Task statement -> Filter the entries that follow, copying every line in which the word "liability" appears.

Records supplied ->
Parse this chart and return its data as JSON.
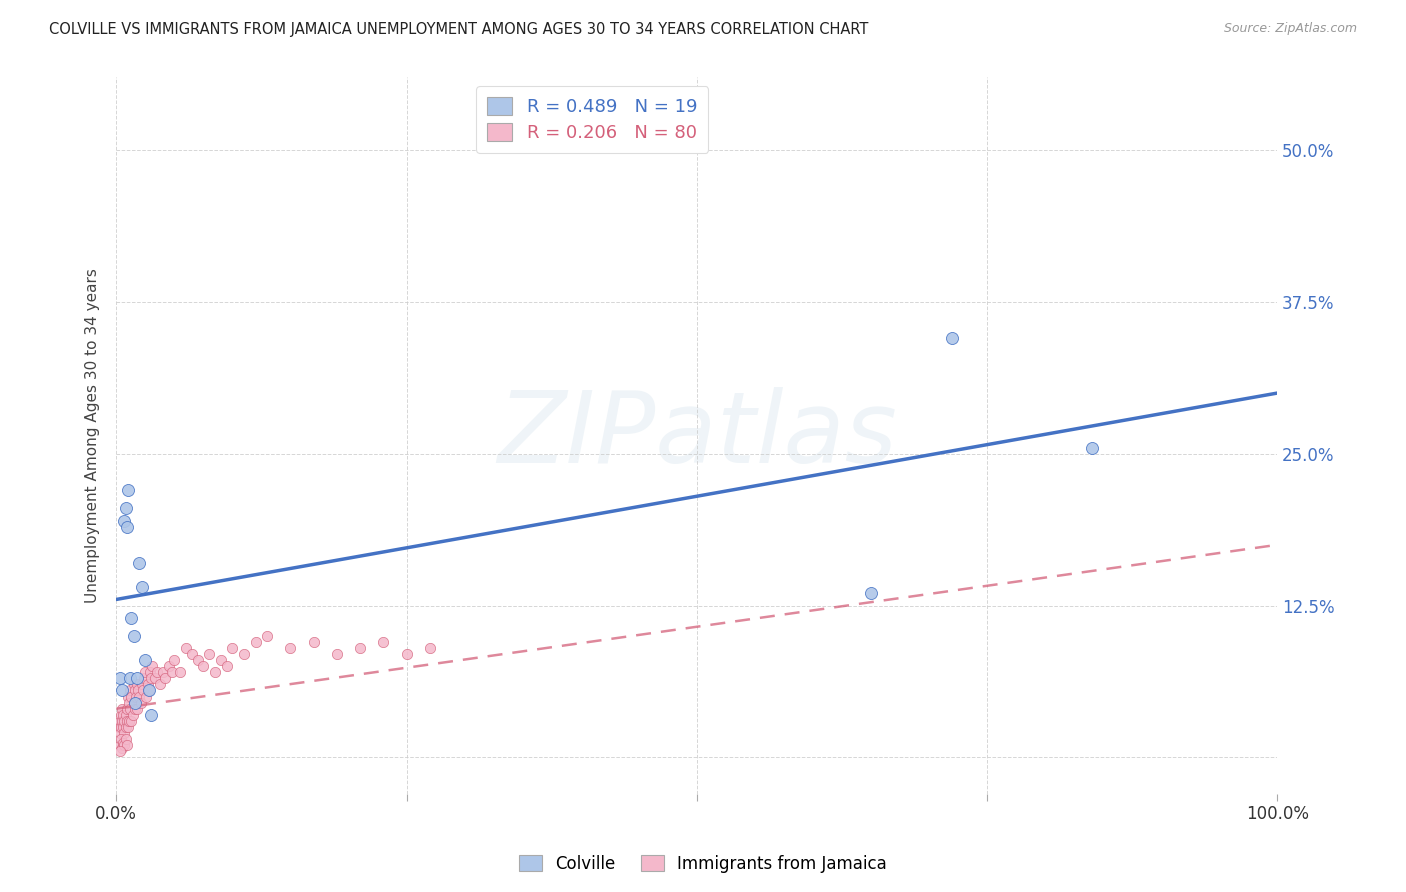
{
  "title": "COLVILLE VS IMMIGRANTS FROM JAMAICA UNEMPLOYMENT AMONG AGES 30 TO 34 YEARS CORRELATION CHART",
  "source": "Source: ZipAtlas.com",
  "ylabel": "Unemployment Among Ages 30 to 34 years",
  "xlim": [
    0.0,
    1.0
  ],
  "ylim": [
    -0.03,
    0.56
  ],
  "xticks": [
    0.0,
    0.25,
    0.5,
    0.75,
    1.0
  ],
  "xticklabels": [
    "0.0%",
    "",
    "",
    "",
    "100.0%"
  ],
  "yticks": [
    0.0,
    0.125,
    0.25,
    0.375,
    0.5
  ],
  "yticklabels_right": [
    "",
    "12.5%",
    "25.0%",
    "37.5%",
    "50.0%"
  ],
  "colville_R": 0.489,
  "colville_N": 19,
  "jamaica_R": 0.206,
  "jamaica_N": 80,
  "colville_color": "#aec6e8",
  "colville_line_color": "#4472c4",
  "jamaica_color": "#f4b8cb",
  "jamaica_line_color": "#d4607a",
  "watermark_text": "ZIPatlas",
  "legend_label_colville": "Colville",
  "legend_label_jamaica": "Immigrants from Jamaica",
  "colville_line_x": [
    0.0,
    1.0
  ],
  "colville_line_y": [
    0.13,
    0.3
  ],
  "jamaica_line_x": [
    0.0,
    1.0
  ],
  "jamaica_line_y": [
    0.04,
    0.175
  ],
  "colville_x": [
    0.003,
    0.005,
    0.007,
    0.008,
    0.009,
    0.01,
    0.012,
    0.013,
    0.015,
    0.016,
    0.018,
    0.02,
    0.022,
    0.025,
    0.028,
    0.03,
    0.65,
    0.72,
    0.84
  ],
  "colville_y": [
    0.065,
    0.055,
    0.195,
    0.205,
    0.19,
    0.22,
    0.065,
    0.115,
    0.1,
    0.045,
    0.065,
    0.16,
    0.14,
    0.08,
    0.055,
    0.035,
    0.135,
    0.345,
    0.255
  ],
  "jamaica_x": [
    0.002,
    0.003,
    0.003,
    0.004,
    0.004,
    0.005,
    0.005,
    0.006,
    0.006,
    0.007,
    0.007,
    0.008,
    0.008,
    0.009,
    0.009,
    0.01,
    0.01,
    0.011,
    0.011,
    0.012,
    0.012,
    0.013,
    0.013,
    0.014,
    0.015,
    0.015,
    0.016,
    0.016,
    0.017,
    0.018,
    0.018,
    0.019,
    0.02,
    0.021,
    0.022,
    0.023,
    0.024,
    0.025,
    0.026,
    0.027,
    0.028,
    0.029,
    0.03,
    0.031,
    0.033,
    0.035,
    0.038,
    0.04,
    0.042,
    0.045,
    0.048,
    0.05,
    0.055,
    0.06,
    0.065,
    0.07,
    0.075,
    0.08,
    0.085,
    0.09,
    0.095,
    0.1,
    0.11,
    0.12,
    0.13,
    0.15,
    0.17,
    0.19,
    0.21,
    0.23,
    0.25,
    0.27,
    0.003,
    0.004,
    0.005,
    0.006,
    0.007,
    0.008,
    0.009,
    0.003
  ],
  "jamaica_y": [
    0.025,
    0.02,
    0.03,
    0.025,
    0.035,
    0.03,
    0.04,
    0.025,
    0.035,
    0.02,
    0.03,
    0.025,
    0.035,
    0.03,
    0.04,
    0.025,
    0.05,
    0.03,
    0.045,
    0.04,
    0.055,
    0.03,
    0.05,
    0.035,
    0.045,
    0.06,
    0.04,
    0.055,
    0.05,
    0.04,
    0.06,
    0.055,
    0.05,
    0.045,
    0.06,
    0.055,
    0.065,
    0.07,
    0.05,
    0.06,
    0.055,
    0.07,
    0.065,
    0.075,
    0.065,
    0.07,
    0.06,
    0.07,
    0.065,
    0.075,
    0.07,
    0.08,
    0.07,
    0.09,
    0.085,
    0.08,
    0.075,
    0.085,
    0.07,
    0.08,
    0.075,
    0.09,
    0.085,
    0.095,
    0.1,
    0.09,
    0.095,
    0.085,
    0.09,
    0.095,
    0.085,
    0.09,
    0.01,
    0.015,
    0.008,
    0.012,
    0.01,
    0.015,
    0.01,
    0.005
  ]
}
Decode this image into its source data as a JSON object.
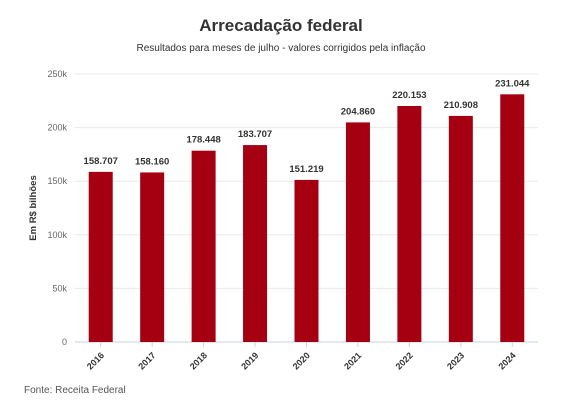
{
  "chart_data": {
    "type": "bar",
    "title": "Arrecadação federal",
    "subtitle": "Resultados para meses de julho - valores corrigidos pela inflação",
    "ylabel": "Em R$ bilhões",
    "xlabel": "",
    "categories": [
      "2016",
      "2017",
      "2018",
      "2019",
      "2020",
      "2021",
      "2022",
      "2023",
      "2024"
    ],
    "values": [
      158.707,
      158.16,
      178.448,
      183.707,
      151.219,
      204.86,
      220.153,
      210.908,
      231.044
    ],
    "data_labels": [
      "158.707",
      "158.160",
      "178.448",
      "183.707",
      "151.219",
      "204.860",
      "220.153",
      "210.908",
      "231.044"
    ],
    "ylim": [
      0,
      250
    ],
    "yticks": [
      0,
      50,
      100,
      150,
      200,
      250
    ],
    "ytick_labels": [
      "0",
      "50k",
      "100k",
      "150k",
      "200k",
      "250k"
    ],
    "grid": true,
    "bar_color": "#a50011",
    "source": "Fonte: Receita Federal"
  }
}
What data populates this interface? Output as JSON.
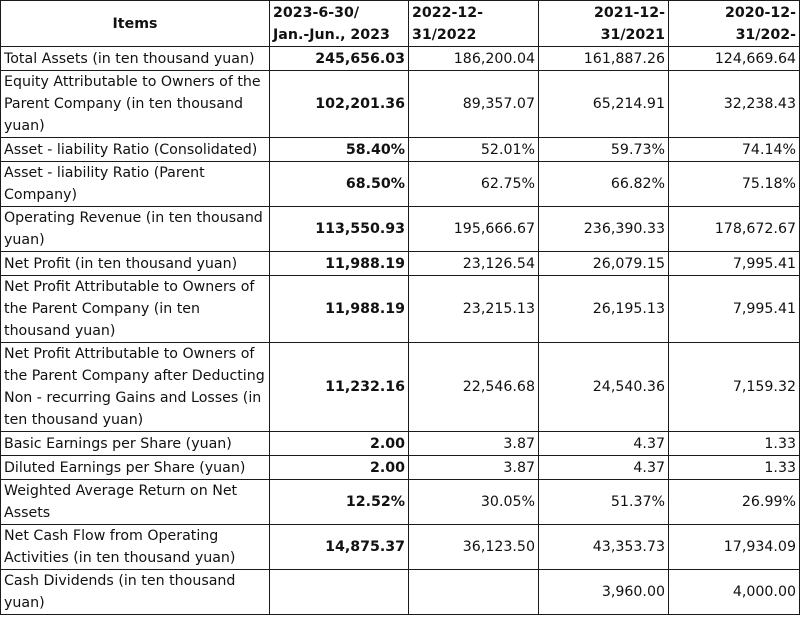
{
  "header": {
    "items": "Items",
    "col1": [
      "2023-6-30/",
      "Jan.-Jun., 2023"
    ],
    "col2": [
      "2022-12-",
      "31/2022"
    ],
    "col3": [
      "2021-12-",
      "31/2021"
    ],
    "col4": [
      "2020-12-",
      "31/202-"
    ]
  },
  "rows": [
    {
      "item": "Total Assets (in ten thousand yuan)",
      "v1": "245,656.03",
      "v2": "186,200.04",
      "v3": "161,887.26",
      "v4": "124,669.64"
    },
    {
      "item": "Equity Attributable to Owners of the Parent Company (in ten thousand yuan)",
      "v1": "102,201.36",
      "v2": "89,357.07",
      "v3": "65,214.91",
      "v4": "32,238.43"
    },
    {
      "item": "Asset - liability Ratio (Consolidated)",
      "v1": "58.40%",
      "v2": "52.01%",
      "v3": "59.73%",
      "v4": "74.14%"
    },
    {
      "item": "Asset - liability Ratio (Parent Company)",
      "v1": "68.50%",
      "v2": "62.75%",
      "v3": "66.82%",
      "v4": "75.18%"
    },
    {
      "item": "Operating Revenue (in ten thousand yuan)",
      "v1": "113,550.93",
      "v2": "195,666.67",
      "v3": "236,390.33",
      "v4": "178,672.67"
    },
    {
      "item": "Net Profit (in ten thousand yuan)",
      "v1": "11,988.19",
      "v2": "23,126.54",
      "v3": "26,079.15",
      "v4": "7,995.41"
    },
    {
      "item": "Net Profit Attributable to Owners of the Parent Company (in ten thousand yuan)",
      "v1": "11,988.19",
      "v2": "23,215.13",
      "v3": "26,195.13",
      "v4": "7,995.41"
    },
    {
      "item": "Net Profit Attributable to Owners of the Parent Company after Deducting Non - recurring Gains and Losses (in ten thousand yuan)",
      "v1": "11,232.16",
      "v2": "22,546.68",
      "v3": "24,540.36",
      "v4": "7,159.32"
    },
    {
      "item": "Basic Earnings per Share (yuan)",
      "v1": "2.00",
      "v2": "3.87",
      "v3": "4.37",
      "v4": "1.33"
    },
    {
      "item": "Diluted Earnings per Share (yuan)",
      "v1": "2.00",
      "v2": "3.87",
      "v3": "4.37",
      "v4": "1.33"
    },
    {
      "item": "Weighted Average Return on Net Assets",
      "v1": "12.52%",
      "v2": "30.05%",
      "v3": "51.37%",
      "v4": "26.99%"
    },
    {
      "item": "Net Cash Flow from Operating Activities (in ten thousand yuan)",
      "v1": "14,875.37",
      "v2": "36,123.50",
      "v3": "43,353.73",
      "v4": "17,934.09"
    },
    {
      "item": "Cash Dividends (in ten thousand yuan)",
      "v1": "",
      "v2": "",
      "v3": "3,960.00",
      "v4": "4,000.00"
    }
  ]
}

Solution below ->
      "item": "Asset - liability Ratio (Consolidated)",
      "item": "Asset - liability Ratio (Parent Company)",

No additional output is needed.